TASK INSTRUCTIONS: Print the data exactly, leaving nothing out.

>>>>>

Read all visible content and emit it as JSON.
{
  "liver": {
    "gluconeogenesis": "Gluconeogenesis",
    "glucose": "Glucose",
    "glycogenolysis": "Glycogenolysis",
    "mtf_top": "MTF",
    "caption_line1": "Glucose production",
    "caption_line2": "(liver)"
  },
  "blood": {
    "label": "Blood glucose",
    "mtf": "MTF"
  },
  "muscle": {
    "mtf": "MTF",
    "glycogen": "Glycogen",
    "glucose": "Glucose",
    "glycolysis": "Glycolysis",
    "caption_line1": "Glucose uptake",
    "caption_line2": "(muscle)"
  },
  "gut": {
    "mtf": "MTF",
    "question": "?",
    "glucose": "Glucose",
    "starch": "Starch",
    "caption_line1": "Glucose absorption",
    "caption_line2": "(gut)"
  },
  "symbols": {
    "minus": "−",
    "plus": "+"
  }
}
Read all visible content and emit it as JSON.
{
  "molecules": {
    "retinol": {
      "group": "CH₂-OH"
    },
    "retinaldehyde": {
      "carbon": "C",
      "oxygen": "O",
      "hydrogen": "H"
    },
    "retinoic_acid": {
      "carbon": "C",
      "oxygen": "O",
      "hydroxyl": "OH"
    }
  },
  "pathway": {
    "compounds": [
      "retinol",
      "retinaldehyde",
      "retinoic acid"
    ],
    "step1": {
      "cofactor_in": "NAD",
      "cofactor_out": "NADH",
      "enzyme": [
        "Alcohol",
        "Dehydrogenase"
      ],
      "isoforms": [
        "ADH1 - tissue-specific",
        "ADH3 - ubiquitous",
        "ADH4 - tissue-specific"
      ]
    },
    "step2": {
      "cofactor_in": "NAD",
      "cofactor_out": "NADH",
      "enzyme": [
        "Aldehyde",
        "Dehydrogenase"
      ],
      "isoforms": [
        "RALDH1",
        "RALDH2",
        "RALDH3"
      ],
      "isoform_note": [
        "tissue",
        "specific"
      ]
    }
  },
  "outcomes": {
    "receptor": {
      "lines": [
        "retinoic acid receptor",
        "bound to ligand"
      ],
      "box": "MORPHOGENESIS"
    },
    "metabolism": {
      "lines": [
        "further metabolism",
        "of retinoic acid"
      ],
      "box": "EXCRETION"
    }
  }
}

<<<<<

EXERCISE SOLUTION:
Read all visible content and emit it as JSON.
{
  "liver": {
    "gluconeogenesis": "Gluconeogenesis",
    "glucose": "Glucose",
    "glycogenolysis": "Glycogenolysis",
    "mtf_top": "MTF",
    "caption_line1": "Glucose production",
    "caption_line2": "(liver)"
  },
  "blood": {
    "label": "Blood glucose",
    "mtf": "MTF"
  },
  "muscle": {
    "mtf": "MTF",
    "glycogen": "Glycogen",
    "glucose": "Glucose",
    "glycolysis": "Glycolysis",
    "caption_line1": "Glucose uptake",
    "caption_line2": "(muscle)"
  },
  "gut": {
    "mtf": "MTF",
    "question": "?",
    "glucose": "Glucose",
    "starch": "Starch",
    "caption_line1": "Glucose absorption",
    "caption_line2": "(gut)"
  },
  "symbols": {
    "minus": "−",
    "plus": "+"
  }
}
Read all visible content and emit it as JSON.
{
  "molecules": {
    "retinol": {
      "group": "CH₂-OH"
    },
    "retinaldehyde": {
      "carbon": "C",
      "oxygen": "O",
      "hydrogen": "H"
    },
    "retinoic_acid": {
      "carbon": "C",
      "oxygen": "O",
      "hydroxyl": "OH"
    }
  },
  "pathway": {
    "compounds": [
      "retinol",
      "retinaldehyde",
      "retinoic acid"
    ],
    "step1": {
      "cofactor_in": "NAD",
      "cofactor_out": "NADH",
      "enzyme": [
        "Alcohol",
        "Dehydrogenase"
      ],
      "isoforms": [
        "ADH1 - tissue-specific",
        "ADH3 - ubiquitous",
        "ADH4 - tissue-specific"
      ]
    },
    "step2": {
      "cofactor_in": "NAD",
      "cofactor_out": "NADH",
      "enzyme": [
        "Aldehyde",
        "Dehydrogenase"
      ],
      "isoforms": [
        "RALDH1",
        "RALDH2",
        "RALDH3"
      ],
      "isoform_note": [
        "tissue",
        "specific"
      ]
    }
  },
  "outcomes": {
    "receptor": {
      "lines": [
        "retinoic acid receptor",
        "bound to ligand"
      ],
      "box": "MORPHOGENESIS"
    },
    "metabolism": {
      "lines": [
        "further metabolism",
        "of retinoic acid"
      ],
      "box": "EXCRETION"
    }
  }
}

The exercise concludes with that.